(Stored data entries)
## BEGIN

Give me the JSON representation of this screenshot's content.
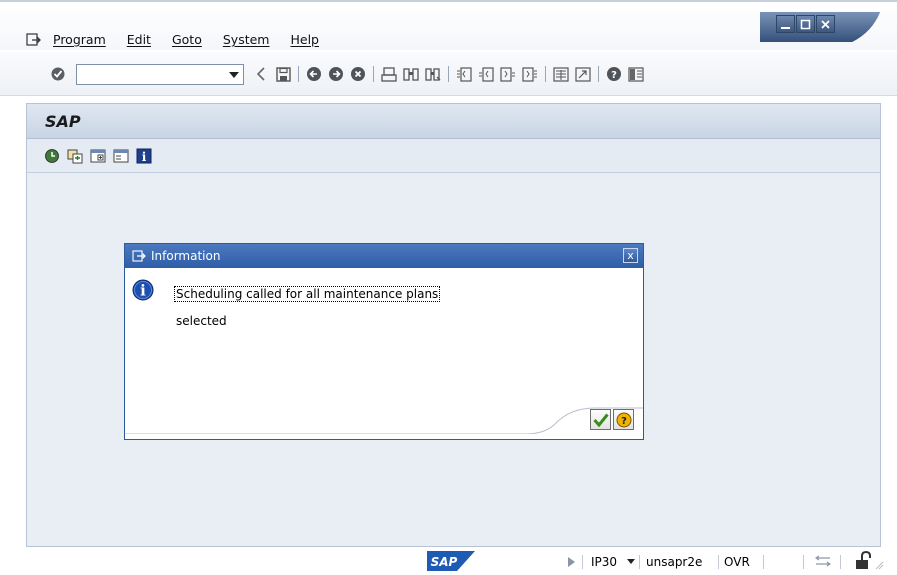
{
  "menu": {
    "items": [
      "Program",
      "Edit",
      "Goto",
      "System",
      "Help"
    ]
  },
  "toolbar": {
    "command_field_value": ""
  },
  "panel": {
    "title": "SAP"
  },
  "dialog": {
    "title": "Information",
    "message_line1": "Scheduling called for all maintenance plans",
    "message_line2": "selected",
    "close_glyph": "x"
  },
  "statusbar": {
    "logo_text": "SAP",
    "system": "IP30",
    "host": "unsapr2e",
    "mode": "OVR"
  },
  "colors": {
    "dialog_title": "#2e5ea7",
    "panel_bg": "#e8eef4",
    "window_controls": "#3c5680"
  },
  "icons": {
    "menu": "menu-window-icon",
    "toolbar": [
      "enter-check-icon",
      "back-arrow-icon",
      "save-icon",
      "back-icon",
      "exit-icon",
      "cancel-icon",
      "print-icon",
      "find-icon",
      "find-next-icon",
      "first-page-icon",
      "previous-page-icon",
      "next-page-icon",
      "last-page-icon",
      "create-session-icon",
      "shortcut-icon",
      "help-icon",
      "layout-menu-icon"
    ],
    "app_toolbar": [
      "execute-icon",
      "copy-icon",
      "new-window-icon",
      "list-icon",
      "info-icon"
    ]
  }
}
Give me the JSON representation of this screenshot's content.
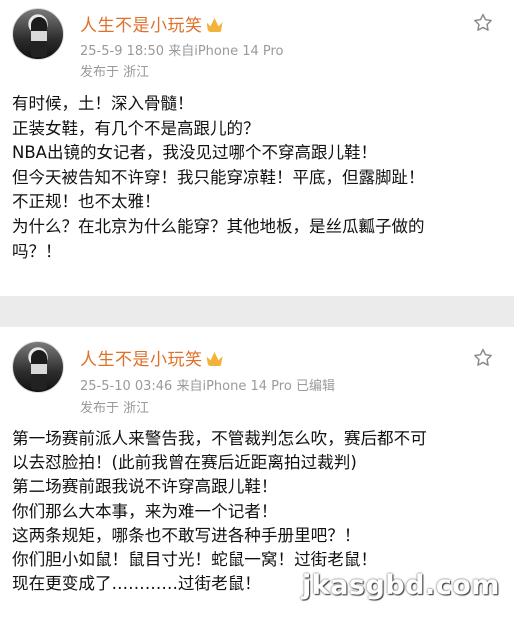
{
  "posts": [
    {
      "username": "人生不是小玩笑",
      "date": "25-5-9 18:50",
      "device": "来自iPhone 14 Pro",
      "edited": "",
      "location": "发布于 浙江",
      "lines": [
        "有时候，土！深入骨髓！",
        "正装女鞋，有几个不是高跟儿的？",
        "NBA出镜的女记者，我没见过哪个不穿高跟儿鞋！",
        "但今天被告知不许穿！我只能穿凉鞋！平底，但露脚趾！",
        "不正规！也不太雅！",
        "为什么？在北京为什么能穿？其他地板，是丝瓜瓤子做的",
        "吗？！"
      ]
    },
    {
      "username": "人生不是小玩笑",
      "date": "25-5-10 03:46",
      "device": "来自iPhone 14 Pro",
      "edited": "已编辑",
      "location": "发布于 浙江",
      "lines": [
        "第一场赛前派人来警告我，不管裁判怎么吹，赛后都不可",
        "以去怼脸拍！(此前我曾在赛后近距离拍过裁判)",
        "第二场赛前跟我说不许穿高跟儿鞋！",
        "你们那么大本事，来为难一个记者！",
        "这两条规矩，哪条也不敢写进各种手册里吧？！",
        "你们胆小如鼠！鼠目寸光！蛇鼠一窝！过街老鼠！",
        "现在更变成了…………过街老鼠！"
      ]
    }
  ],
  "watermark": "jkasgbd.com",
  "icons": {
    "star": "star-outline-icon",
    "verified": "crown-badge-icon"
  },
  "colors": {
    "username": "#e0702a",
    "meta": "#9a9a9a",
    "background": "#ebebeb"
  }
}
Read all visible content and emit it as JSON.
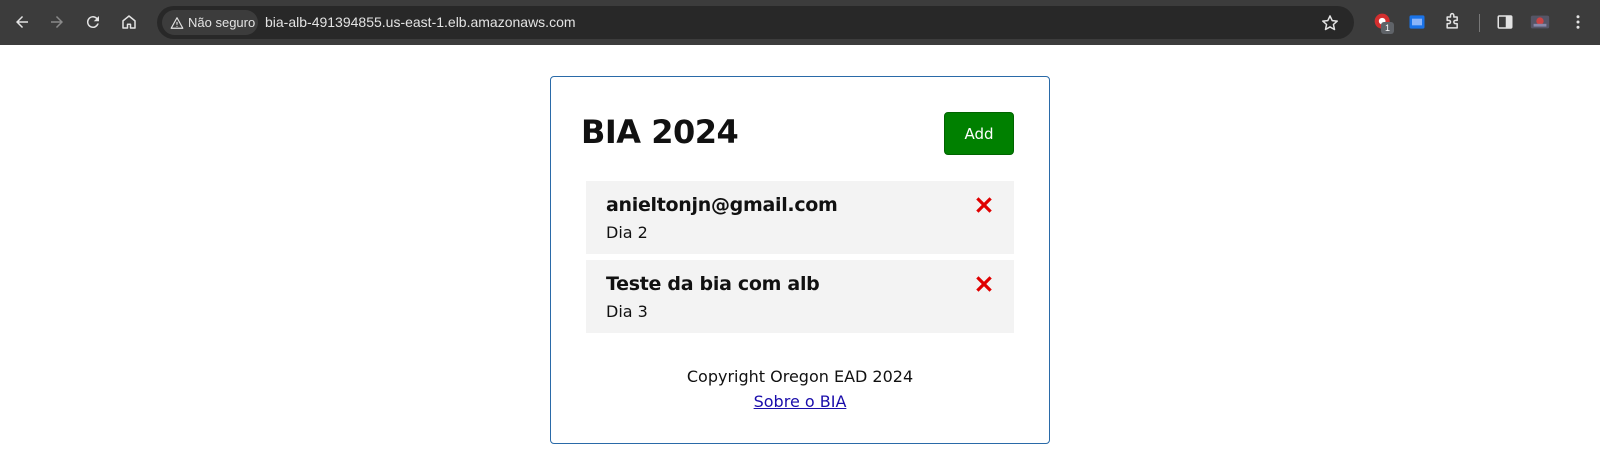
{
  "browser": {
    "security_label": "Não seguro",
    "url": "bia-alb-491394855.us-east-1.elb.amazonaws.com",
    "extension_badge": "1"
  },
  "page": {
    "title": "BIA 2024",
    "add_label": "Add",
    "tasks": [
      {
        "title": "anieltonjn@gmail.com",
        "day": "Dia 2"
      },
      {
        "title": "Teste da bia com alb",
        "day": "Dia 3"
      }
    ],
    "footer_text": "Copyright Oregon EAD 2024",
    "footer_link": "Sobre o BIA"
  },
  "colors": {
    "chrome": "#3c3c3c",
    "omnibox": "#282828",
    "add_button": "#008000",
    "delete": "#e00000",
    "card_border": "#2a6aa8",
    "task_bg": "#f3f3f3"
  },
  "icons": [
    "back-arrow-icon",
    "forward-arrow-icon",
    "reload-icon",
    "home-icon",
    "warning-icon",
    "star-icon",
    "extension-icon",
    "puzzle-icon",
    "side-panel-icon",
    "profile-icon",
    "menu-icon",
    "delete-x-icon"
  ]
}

## END

→ **EXERCISE INSTRUCTIONS**
Copy the listing in full and without alteration, omitting every picture.

→ **RESULT**
Give me the JSON representation of this screenshot's content.
{
  "menu": {
    "items": [
      "Program",
      "Edit",
      "Goto",
      "System",
      "Help"
    ]
  },
  "toolbar": {
    "command_field_value": ""
  },
  "panel": {
    "title": "SAP"
  },
  "dialog": {
    "title": "Information",
    "message_line1": "Scheduling called for all maintenance plans",
    "message_line2": "selected",
    "close_glyph": "x"
  },
  "statusbar": {
    "logo_text": "SAP",
    "system": "IP30",
    "host": "unsapr2e",
    "mode": "OVR"
  },
  "colors": {
    "dialog_title": "#2e5ea7",
    "panel_bg": "#e8eef4",
    "window_controls": "#3c5680"
  },
  "icons": {
    "menu": "menu-window-icon",
    "toolbar": [
      "enter-check-icon",
      "back-arrow-icon",
      "save-icon",
      "back-icon",
      "exit-icon",
      "cancel-icon",
      "print-icon",
      "find-icon",
      "find-next-icon",
      "first-page-icon",
      "previous-page-icon",
      "next-page-icon",
      "last-page-icon",
      "create-session-icon",
      "shortcut-icon",
      "help-icon",
      "layout-menu-icon"
    ],
    "app_toolbar": [
      "execute-icon",
      "copy-icon",
      "new-window-icon",
      "list-icon",
      "info-icon"
    ]
  }
}
Give me the JSON representation of this screenshot's content.
{
  "posts": [
    {
      "username": "人生不是小玩笑",
      "date": "25-5-9 18:50",
      "device": "来自iPhone 14 Pro",
      "edited": "",
      "location": "发布于 浙江",
      "lines": [
        "有时候，土！深入骨髓！",
        "正装女鞋，有几个不是高跟儿的？",
        "NBA出镜的女记者，我没见过哪个不穿高跟儿鞋！",
        "但今天被告知不许穿！我只能穿凉鞋！平底，但露脚趾！",
        "不正规！也不太雅！",
        "为什么？在北京为什么能穿？其他地板，是丝瓜瓤子做的",
        "吗？！"
      ]
    },
    {
      "username": "人生不是小玩笑",
      "date": "25-5-10 03:46",
      "device": "来自iPhone 14 Pro",
      "edited": "已编辑",
      "location": "发布于 浙江",
      "lines": [
        "第一场赛前派人来警告我，不管裁判怎么吹，赛后都不可",
        "以去怼脸拍！(此前我曾在赛后近距离拍过裁判)",
        "第二场赛前跟我说不许穿高跟儿鞋！",
        "你们那么大本事，来为难一个记者！",
        "这两条规矩，哪条也不敢写进各种手册里吧？！",
        "你们胆小如鼠！鼠目寸光！蛇鼠一窝！过街老鼠！",
        "现在更变成了…………过街老鼠！"
      ]
    }
  ],
  "watermark": "jkasgbd.com",
  "icons": {
    "star": "star-outline-icon",
    "verified": "crown-badge-icon"
  },
  "colors": {
    "username": "#e0702a",
    "meta": "#9a9a9a",
    "background": "#ebebeb"
  }
}
Read all visible content and emit it as JSON.
{
  "browser": {
    "security_label": "Não seguro",
    "url": "bia-alb-491394855.us-east-1.elb.amazonaws.com",
    "extension_badge": "1"
  },
  "page": {
    "title": "BIA 2024",
    "add_label": "Add",
    "tasks": [
      {
        "title": "anieltonjn@gmail.com",
        "day": "Dia 2"
      },
      {
        "title": "Teste da bia com alb",
        "day": "Dia 3"
      }
    ],
    "footer_text": "Copyright Oregon EAD 2024",
    "footer_link": "Sobre o BIA"
  },
  "colors": {
    "chrome": "#3c3c3c",
    "omnibox": "#282828",
    "add_button": "#008000",
    "delete": "#e00000",
    "card_border": "#2a6aa8",
    "task_bg": "#f3f3f3"
  },
  "icons": [
    "back-arrow-icon",
    "forward-arrow-icon",
    "reload-icon",
    "home-icon",
    "warning-icon",
    "star-icon",
    "extension-icon",
    "puzzle-icon",
    "side-panel-icon",
    "profile-icon",
    "menu-icon",
    "delete-x-icon"
  ]
}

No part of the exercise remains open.